→ Exercise task: Tally the lines that contain "title" and report the total alone.

[Chart and figure data]
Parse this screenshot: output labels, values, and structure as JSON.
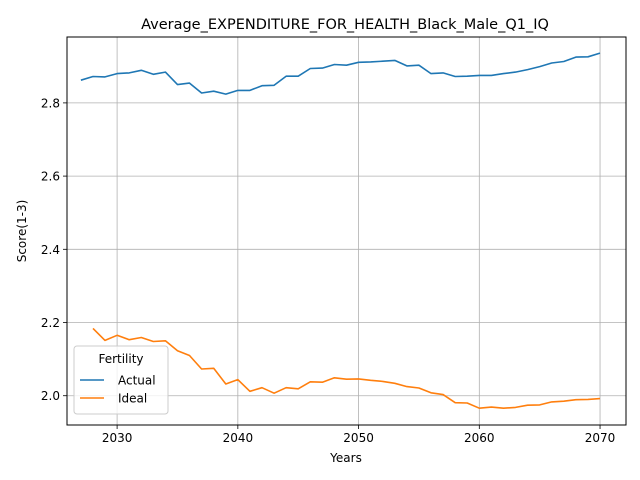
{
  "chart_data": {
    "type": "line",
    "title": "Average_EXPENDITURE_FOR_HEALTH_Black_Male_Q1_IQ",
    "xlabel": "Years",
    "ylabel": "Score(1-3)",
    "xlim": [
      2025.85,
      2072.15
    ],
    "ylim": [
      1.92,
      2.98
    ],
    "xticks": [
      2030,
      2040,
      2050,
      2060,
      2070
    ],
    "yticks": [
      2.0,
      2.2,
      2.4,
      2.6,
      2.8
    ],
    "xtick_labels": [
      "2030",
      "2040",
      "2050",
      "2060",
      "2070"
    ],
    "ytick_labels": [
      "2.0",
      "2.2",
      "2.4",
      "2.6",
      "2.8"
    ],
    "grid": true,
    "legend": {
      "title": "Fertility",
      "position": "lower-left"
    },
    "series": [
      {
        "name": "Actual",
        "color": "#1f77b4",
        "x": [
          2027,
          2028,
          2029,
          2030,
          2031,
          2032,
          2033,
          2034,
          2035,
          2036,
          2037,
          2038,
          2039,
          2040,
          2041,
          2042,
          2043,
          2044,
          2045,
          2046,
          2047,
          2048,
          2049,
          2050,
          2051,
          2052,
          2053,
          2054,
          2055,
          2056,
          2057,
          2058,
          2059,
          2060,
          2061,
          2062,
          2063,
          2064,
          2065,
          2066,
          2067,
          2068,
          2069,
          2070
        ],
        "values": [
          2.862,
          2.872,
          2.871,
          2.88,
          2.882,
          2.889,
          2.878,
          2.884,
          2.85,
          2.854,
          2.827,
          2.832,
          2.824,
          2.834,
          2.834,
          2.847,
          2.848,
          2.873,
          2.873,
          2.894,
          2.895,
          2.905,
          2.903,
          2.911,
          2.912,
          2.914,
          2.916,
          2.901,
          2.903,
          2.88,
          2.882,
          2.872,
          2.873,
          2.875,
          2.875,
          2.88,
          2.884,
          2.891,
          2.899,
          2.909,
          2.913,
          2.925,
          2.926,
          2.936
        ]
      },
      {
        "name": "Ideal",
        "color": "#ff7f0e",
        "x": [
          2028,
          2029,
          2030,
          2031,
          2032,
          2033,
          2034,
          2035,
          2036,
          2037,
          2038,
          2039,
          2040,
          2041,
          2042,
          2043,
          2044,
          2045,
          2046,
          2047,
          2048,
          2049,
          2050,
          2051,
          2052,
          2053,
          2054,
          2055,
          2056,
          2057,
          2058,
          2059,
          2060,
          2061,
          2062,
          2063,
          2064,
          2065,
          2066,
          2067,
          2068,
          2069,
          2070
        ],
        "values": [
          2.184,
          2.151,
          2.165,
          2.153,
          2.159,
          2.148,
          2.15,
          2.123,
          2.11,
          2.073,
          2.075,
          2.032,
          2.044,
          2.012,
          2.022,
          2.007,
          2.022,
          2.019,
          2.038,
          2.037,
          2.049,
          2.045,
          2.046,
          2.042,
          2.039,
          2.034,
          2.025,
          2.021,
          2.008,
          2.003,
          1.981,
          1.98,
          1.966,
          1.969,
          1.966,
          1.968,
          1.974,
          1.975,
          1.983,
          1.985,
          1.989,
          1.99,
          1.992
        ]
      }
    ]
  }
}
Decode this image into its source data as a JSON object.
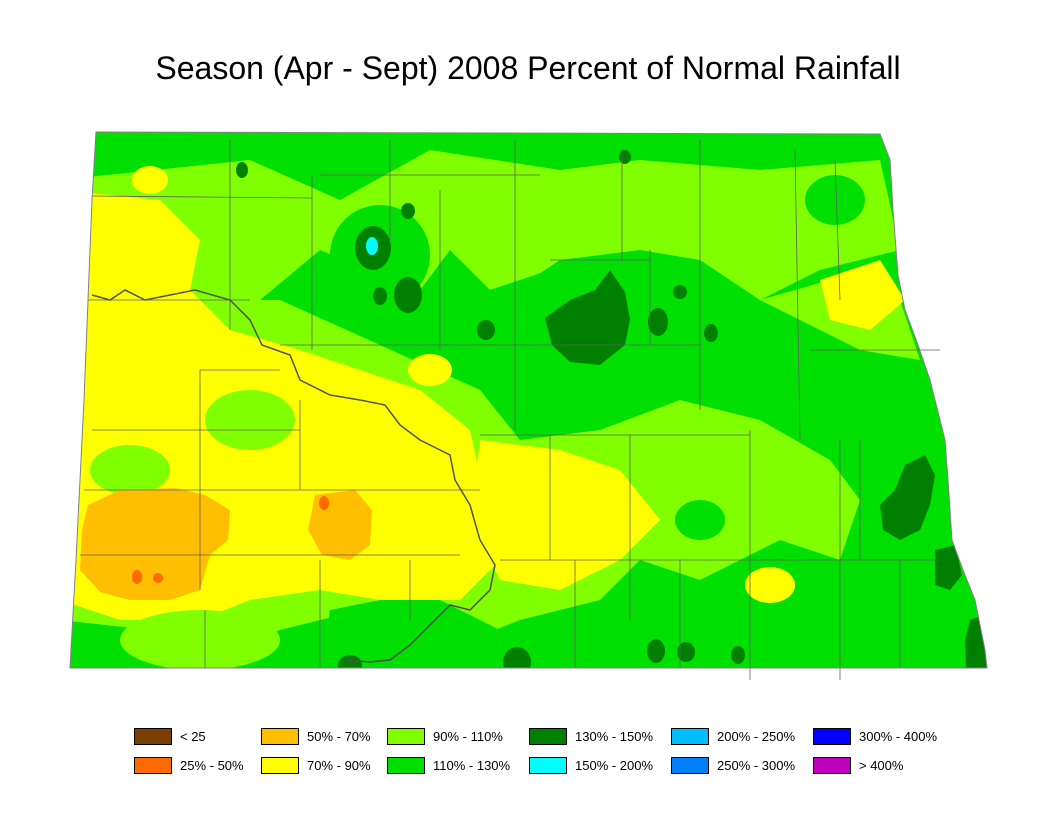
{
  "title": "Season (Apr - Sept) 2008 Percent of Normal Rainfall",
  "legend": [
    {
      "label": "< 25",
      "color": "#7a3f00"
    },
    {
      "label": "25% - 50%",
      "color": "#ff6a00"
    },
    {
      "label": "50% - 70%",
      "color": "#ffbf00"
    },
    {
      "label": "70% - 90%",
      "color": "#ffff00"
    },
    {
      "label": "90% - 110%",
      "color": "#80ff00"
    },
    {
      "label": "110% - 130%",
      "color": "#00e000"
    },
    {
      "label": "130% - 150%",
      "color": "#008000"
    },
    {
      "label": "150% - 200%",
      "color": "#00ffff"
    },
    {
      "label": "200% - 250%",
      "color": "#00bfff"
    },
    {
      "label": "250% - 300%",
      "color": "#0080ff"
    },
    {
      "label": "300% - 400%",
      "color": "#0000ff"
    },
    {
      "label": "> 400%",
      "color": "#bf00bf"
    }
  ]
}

→ Task solution: 3